§ WHAT IS ASKED: Repeat each entry in full, exactly.

[Some records]
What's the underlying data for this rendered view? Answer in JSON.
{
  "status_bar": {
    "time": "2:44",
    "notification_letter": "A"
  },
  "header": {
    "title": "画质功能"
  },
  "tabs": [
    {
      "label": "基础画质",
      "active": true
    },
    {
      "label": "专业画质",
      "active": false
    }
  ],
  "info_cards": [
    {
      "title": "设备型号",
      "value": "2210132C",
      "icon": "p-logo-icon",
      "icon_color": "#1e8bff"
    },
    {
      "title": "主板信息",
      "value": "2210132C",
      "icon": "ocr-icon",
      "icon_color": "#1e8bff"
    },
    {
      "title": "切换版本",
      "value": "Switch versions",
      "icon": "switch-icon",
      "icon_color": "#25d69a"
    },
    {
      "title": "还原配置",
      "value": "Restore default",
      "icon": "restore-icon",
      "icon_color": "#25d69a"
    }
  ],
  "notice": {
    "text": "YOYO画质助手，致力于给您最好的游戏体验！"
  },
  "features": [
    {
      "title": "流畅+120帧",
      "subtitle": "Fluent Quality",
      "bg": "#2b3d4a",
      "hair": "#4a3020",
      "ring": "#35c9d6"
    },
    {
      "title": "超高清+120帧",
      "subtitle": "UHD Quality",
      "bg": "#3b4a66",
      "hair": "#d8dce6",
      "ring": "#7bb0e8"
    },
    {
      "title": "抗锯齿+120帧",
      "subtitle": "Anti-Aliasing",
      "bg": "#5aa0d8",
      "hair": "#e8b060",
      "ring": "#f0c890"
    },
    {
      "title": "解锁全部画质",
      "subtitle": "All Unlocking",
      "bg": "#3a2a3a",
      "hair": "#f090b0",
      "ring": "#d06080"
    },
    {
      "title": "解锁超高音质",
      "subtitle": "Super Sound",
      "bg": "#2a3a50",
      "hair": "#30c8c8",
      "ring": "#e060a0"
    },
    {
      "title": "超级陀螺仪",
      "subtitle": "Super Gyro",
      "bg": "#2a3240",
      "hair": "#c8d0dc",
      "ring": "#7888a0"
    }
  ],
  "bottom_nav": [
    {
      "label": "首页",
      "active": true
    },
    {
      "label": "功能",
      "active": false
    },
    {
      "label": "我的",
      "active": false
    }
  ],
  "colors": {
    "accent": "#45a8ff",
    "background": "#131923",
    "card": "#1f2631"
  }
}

§ THE RESPONSE:
What's the underlying data for this rendered view? Answer in JSON.
{
  "status_bar": {
    "time": "2:44",
    "notification_letter": "A"
  },
  "header": {
    "title": "画质功能"
  },
  "tabs": [
    {
      "label": "基础画质",
      "active": true
    },
    {
      "label": "专业画质",
      "active": false
    }
  ],
  "info_cards": [
    {
      "title": "设备型号",
      "value": "2210132C",
      "icon": "p-logo-icon",
      "icon_color": "#1e8bff"
    },
    {
      "title": "主板信息",
      "value": "2210132C",
      "icon": "ocr-icon",
      "icon_color": "#1e8bff"
    },
    {
      "title": "切换版本",
      "value": "Switch versions",
      "icon": "switch-icon",
      "icon_color": "#25d69a"
    },
    {
      "title": "还原配置",
      "value": "Restore default",
      "icon": "restore-icon",
      "icon_color": "#25d69a"
    }
  ],
  "notice": {
    "text": "YOYO画质助手，致力于给您最好的游戏体验！"
  },
  "features": [
    {
      "title": "流畅+120帧",
      "subtitle": "Fluent Quality",
      "bg": "#2b3d4a",
      "hair": "#4a3020",
      "ring": "#35c9d6"
    },
    {
      "title": "超高清+120帧",
      "subtitle": "UHD Quality",
      "bg": "#3b4a66",
      "hair": "#d8dce6",
      "ring": "#7bb0e8"
    },
    {
      "title": "抗锯齿+120帧",
      "subtitle": "Anti-Aliasing",
      "bg": "#5aa0d8",
      "hair": "#e8b060",
      "ring": "#f0c890"
    },
    {
      "title": "解锁全部画质",
      "subtitle": "All Unlocking",
      "bg": "#3a2a3a",
      "hair": "#f090b0",
      "ring": "#d06080"
    },
    {
      "title": "解锁超高音质",
      "subtitle": "Super Sound",
      "bg": "#2a3a50",
      "hair": "#30c8c8",
      "ring": "#e060a0"
    },
    {
      "title": "超级陀螺仪",
      "subtitle": "Super Gyro",
      "bg": "#2a3240",
      "hair": "#c8d0dc",
      "ring": "#7888a0"
    }
  ],
  "bottom_nav": [
    {
      "label": "首页",
      "active": true
    },
    {
      "label": "功能",
      "active": false
    },
    {
      "label": "我的",
      "active": false
    }
  ],
  "colors": {
    "accent": "#45a8ff",
    "background": "#131923",
    "card": "#1f2631"
  }
}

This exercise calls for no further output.